▶ Exercise:
Restate the entries word for word, omitting nothing.

-- start Excerpted data --

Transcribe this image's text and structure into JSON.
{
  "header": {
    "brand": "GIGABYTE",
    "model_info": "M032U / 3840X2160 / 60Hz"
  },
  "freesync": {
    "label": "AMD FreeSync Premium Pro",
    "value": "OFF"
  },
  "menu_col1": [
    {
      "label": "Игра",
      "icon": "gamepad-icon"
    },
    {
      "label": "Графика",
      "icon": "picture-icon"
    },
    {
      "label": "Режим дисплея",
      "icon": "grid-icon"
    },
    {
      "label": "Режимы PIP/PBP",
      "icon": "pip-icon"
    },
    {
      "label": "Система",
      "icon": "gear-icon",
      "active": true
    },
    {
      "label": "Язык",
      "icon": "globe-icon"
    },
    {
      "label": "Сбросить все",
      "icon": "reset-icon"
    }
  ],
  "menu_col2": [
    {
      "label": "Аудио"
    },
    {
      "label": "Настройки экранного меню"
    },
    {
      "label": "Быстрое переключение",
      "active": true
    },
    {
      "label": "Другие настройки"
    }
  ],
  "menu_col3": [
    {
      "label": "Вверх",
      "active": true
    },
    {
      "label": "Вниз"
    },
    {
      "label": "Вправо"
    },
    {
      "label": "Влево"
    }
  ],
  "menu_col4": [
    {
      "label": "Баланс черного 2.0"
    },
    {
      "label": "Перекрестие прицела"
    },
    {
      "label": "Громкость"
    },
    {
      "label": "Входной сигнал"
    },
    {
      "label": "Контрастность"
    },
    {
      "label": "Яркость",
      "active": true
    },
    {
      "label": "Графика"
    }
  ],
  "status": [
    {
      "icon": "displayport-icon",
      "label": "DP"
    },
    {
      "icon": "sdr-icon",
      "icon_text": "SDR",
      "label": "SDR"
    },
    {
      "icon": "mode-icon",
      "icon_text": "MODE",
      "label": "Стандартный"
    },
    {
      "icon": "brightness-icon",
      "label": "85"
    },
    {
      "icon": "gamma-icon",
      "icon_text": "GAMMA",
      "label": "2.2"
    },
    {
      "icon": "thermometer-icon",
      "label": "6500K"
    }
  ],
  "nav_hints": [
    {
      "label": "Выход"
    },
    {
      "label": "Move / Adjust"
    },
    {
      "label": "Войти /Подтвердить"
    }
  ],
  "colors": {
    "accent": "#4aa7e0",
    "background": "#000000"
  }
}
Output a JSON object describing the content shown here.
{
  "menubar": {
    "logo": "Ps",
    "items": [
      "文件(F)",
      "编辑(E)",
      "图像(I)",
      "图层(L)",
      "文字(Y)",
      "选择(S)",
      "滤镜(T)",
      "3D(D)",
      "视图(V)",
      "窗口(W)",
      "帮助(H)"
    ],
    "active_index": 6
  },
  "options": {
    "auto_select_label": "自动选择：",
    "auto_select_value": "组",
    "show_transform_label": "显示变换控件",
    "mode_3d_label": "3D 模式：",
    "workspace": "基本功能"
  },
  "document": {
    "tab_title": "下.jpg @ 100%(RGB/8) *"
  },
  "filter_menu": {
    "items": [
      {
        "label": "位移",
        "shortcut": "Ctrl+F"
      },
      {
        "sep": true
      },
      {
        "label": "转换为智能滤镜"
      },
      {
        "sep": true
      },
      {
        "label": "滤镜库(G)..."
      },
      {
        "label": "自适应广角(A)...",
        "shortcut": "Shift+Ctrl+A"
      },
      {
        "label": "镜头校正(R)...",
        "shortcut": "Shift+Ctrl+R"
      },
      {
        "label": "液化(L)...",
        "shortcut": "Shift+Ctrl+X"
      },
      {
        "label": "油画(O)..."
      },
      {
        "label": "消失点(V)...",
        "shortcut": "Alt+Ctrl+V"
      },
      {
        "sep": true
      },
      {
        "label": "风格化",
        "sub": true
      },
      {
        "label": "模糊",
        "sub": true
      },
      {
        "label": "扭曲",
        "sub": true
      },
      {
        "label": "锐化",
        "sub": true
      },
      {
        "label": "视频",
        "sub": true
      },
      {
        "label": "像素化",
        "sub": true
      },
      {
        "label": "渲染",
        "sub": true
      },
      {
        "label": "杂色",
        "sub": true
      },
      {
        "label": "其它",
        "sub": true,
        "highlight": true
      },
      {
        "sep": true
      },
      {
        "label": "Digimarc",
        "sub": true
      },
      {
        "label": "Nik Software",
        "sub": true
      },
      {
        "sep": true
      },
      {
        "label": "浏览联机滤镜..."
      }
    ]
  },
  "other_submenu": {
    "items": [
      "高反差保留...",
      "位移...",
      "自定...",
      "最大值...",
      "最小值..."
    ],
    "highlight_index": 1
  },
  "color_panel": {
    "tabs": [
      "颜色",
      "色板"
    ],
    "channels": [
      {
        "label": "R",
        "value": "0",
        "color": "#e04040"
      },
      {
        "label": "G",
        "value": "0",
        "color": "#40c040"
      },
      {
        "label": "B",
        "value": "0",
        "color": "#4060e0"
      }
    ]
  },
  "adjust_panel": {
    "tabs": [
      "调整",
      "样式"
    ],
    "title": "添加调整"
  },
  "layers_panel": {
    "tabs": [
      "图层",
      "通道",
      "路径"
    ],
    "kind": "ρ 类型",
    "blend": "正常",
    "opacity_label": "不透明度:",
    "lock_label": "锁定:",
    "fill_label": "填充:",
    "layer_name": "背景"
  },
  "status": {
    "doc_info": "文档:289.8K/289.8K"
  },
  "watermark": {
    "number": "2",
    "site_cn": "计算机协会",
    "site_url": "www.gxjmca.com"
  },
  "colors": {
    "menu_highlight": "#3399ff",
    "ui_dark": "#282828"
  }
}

-- end Excerpted data --

▶ Final result:
Transcribe this image's text and structure into JSON.
{
  "header": {
    "brand": "GIGABYTE",
    "model_info": "M032U / 3840X2160 / 60Hz"
  },
  "freesync": {
    "label": "AMD FreeSync Premium Pro",
    "value": "OFF"
  },
  "menu_col1": [
    {
      "label": "Игра",
      "icon": "gamepad-icon"
    },
    {
      "label": "Графика",
      "icon": "picture-icon"
    },
    {
      "label": "Режим дисплея",
      "icon": "grid-icon"
    },
    {
      "label": "Режимы PIP/PBP",
      "icon": "pip-icon"
    },
    {
      "label": "Система",
      "icon": "gear-icon",
      "active": true
    },
    {
      "label": "Язык",
      "icon": "globe-icon"
    },
    {
      "label": "Сбросить все",
      "icon": "reset-icon"
    }
  ],
  "menu_col2": [
    {
      "label": "Аудио"
    },
    {
      "label": "Настройки экранного меню"
    },
    {
      "label": "Быстрое переключение",
      "active": true
    },
    {
      "label": "Другие настройки"
    }
  ],
  "menu_col3": [
    {
      "label": "Вверх",
      "active": true
    },
    {
      "label": "Вниз"
    },
    {
      "label": "Вправо"
    },
    {
      "label": "Влево"
    }
  ],
  "menu_col4": [
    {
      "label": "Баланс черного 2.0"
    },
    {
      "label": "Перекрестие прицела"
    },
    {
      "label": "Громкость"
    },
    {
      "label": "Входной сигнал"
    },
    {
      "label": "Контрастность"
    },
    {
      "label": "Яркость",
      "active": true
    },
    {
      "label": "Графика"
    }
  ],
  "status": [
    {
      "icon": "displayport-icon",
      "label": "DP"
    },
    {
      "icon": "sdr-icon",
      "icon_text": "SDR",
      "label": "SDR"
    },
    {
      "icon": "mode-icon",
      "icon_text": "MODE",
      "label": "Стандартный"
    },
    {
      "icon": "brightness-icon",
      "label": "85"
    },
    {
      "icon": "gamma-icon",
      "icon_text": "GAMMA",
      "label": "2.2"
    },
    {
      "icon": "thermometer-icon",
      "label": "6500K"
    }
  ],
  "nav_hints": [
    {
      "label": "Выход"
    },
    {
      "label": "Move / Adjust"
    },
    {
      "label": "Войти /Подтвердить"
    }
  ],
  "colors": {
    "accent": "#4aa7e0",
    "background": "#000000"
  }
}
Output a JSON object describing the content shown here.
{
  "menubar": {
    "logo": "Ps",
    "items": [
      "文件(F)",
      "编辑(E)",
      "图像(I)",
      "图层(L)",
      "文字(Y)",
      "选择(S)",
      "滤镜(T)",
      "3D(D)",
      "视图(V)",
      "窗口(W)",
      "帮助(H)"
    ],
    "active_index": 6
  },
  "options": {
    "auto_select_label": "自动选择：",
    "auto_select_value": "组",
    "show_transform_label": "显示变换控件",
    "mode_3d_label": "3D 模式：",
    "workspace": "基本功能"
  },
  "document": {
    "tab_title": "下.jpg @ 100%(RGB/8) *"
  },
  "filter_menu": {
    "items": [
      {
        "label": "位移",
        "shortcut": "Ctrl+F"
      },
      {
        "sep": true
      },
      {
        "label": "转换为智能滤镜"
      },
      {
        "sep": true
      },
      {
        "label": "滤镜库(G)..."
      },
      {
        "label": "自适应广角(A)...",
        "shortcut": "Shift+Ctrl+A"
      },
      {
        "label": "镜头校正(R)...",
        "shortcut": "Shift+Ctrl+R"
      },
      {
        "label": "液化(L)...",
        "shortcut": "Shift+Ctrl+X"
      },
      {
        "label": "油画(O)..."
      },
      {
        "label": "消失点(V)...",
        "shortcut": "Alt+Ctrl+V"
      },
      {
        "sep": true
      },
      {
        "label": "风格化",
        "sub": true
      },
      {
        "label": "模糊",
        "sub": true
      },
      {
        "label": "扭曲",
        "sub": true
      },
      {
        "label": "锐化",
        "sub": true
      },
      {
        "label": "视频",
        "sub": true
      },
      {
        "label": "像素化",
        "sub": true
      },
      {
        "label": "渲染",
        "sub": true
      },
      {
        "label": "杂色",
        "sub": true
      },
      {
        "label": "其它",
        "sub": true,
        "highlight": true
      },
      {
        "sep": true
      },
      {
        "label": "Digimarc",
        "sub": true
      },
      {
        "label": "Nik Software",
        "sub": true
      },
      {
        "sep": true
      },
      {
        "label": "浏览联机滤镜..."
      }
    ]
  },
  "other_submenu": {
    "items": [
      "高反差保留...",
      "位移...",
      "自定...",
      "最大值...",
      "最小值..."
    ],
    "highlight_index": 1
  },
  "color_panel": {
    "tabs": [
      "颜色",
      "色板"
    ],
    "channels": [
      {
        "label": "R",
        "value": "0",
        "color": "#e04040"
      },
      {
        "label": "G",
        "value": "0",
        "color": "#40c040"
      },
      {
        "label": "B",
        "value": "0",
        "color": "#4060e0"
      }
    ]
  },
  "adjust_panel": {
    "tabs": [
      "调整",
      "样式"
    ],
    "title": "添加调整"
  },
  "layers_panel": {
    "tabs": [
      "图层",
      "通道",
      "路径"
    ],
    "kind": "ρ 类型",
    "blend": "正常",
    "opacity_label": "不透明度:",
    "lock_label": "锁定:",
    "fill_label": "填充:",
    "layer_name": "背景"
  },
  "status": {
    "doc_info": "文档:289.8K/289.8K"
  },
  "watermark": {
    "number": "2",
    "site_cn": "计算机协会",
    "site_url": "www.gxjmca.com"
  },
  "colors": {
    "menu_highlight": "#3399ff",
    "ui_dark": "#282828"
  }
}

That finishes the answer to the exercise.